The records below hold pictures; please leave those out and retype the rest exactly.

++++

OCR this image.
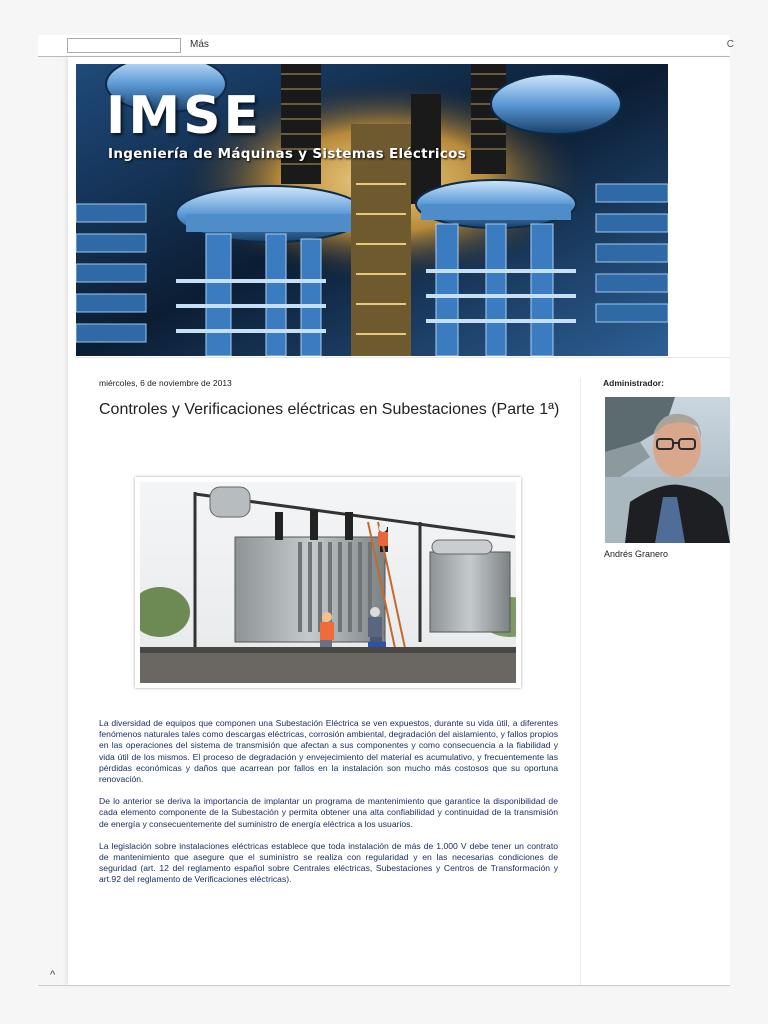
Más	C
IMSE
Ingeniería de Máquinas y Sistemas Eléctricos
miércoles, 6 de noviembre de 2013
Controles y Verificaciones eléctricas en Subestaciones (Parte 1ª)

La diversidad de equipos que componen una Subestación Eléctrica se ven expuestos, durante su vida útil, a diferentes fenómenos naturales tales como descargas eléctricas, corrosión ambiental, degradación del aislamiento, y fallos propios en las operaciones del sistema de transmisión que afectan a sus componentes y como consecuencia a la fiabilidad y vida útil de los mismos. El proceso de degradación y envejecimiento del material es acumulativo, y frecuentemente las pérdidas económicas y daños que acarrean por fallos en la instalación son mucho más costosos que su oportuna renovación.

De lo anterior se deriva la importancia de implantar un programa de mantenimiento que garantice la disponibilidad de cada elemento componente de la Subestación y permita obtener una alta confiabilidad y continuidad de la transmisión de energía y consecuentemente del suministro de energía eléctrica a los usuarios.

La legislación sobre instalaciones eléctricas establece que toda instalación de más de 1.000 V debe tener un contrato de mantenimiento que asegure que el suministro se realiza con regularidad y en las necesarias condiciones de seguridad (art. 12 del reglamento español sobre Centrales eléctricas, Subestaciones y Centros de Transformación y art.92 del reglamento de Verificaciones eléctricas).

Administrador:
Andrés Granero
^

++++

* _PROBLEM SOLUTION_
OCR this image.
Más	C
IMSE
Ingeniería de Máquinas y Sistemas Eléctricos
miércoles, 6 de noviembre de 2013
Controles y Verificaciones eléctricas en Subestaciones (Parte 1ª)

La diversidad de equipos que componen una Subestación Eléctrica se ven expuestos, durante su vida útil, a diferentes fenómenos naturales tales como descargas eléctricas, corrosión ambiental, degradación del aislamiento, y fallos propios en las operaciones del sistema de transmisión que afectan a sus componentes y como consecuencia a la fiabilidad y vida útil de los mismos. El proceso de degradación y envejecimiento del material es acumulativo, y frecuentemente las pérdidas económicas y daños que acarrean por fallos en la instalación son mucho más costosos que su oportuna renovación.

De lo anterior se deriva la importancia de implantar un programa de mantenimiento que garantice la disponibilidad de cada elemento componente de la Subestación y permita obtener una alta confiabilidad y continuidad de la transmisión de energía y consecuentemente del suministro de energía eléctrica a los usuarios.

La legislación sobre instalaciones eléctricas establece que toda instalación de más de 1.000 V debe tener un contrato de mantenimiento que asegure que el suministro se realiza con regularidad y en las necesarias condiciones de seguridad (art. 12 del reglamento español sobre Centrales eléctricas, Subestaciones y Centros de Transformación y art.92 del reglamento de Verificaciones eléctricas).

Administrador:
Andrés Granero
^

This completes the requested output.